**What you are asked to do**
What lines of the data hold the string "JSON"? Pull each one out.

#### Data section ####

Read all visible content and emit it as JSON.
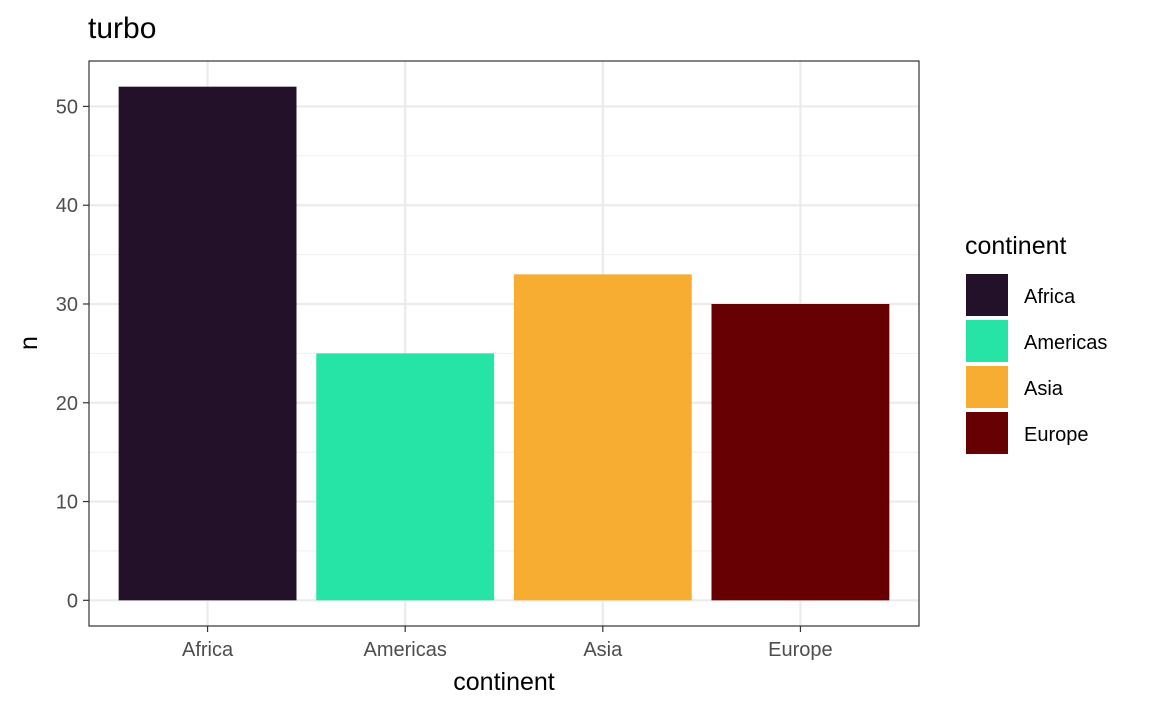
{
  "chart_data": {
    "type": "bar",
    "title": "turbo",
    "xlabel": "continent",
    "ylabel": "n",
    "categories": [
      "Africa",
      "Americas",
      "Asia",
      "Europe"
    ],
    "values": [
      52,
      25,
      33,
      30
    ],
    "colors": [
      "#231029",
      "#26e3a6",
      "#f6ad31",
      "#660003"
    ],
    "ylim": [
      -2.6,
      54.6
    ],
    "yticks": [
      0,
      10,
      20,
      30,
      40,
      50
    ],
    "grid": true,
    "legend": {
      "title": "continent",
      "position": "right",
      "entries": [
        "Africa",
        "Americas",
        "Asia",
        "Europe"
      ]
    }
  }
}
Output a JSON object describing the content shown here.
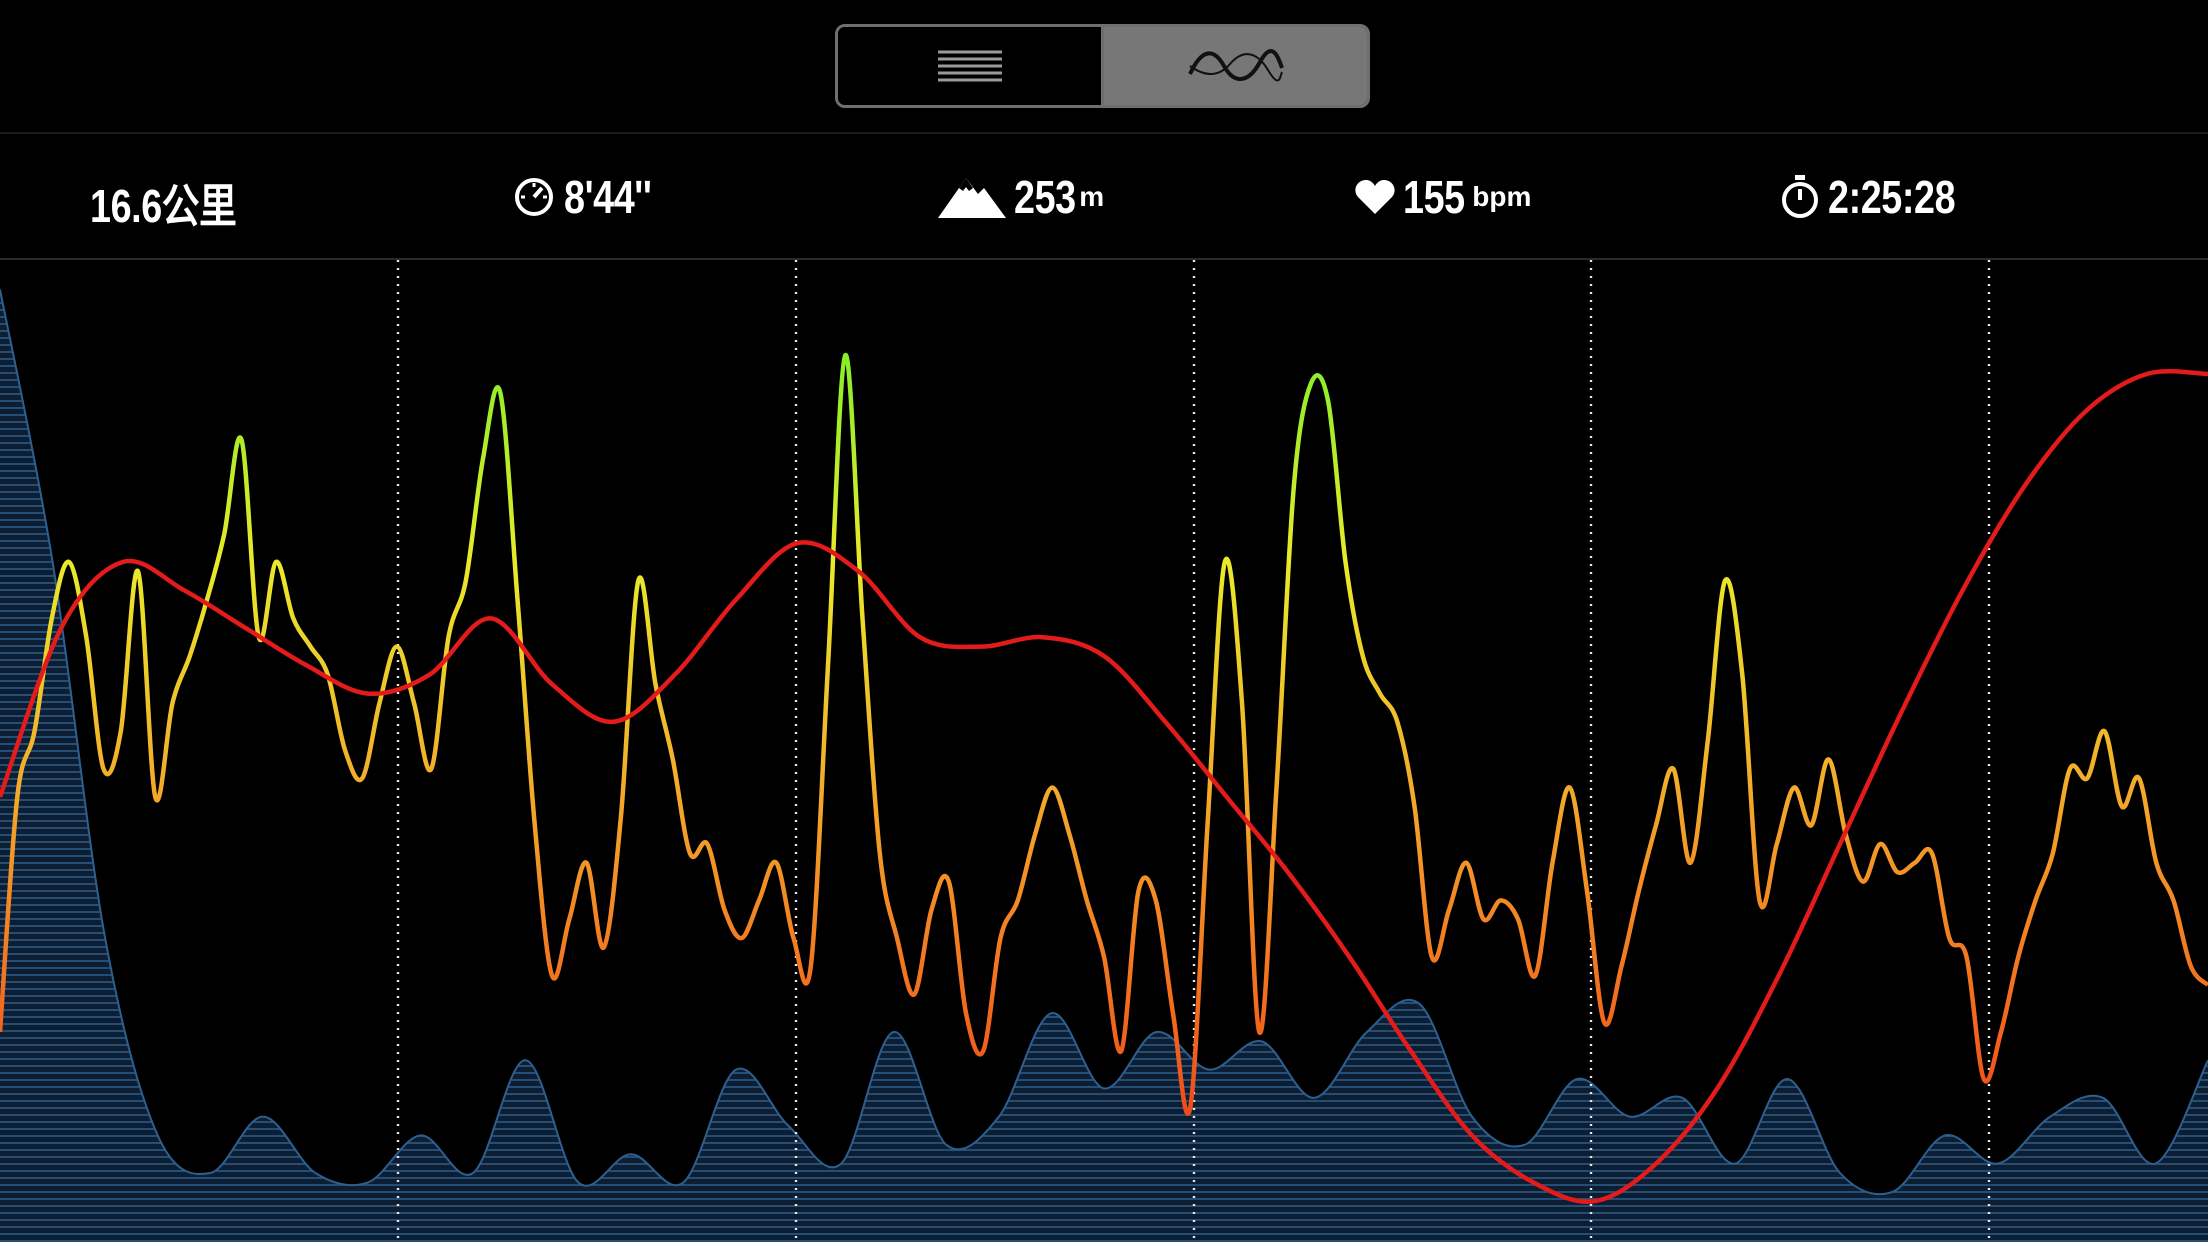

####

**Task result**
Read all visible content and emit it as JSON.
Output a JSON object describing the content shown here.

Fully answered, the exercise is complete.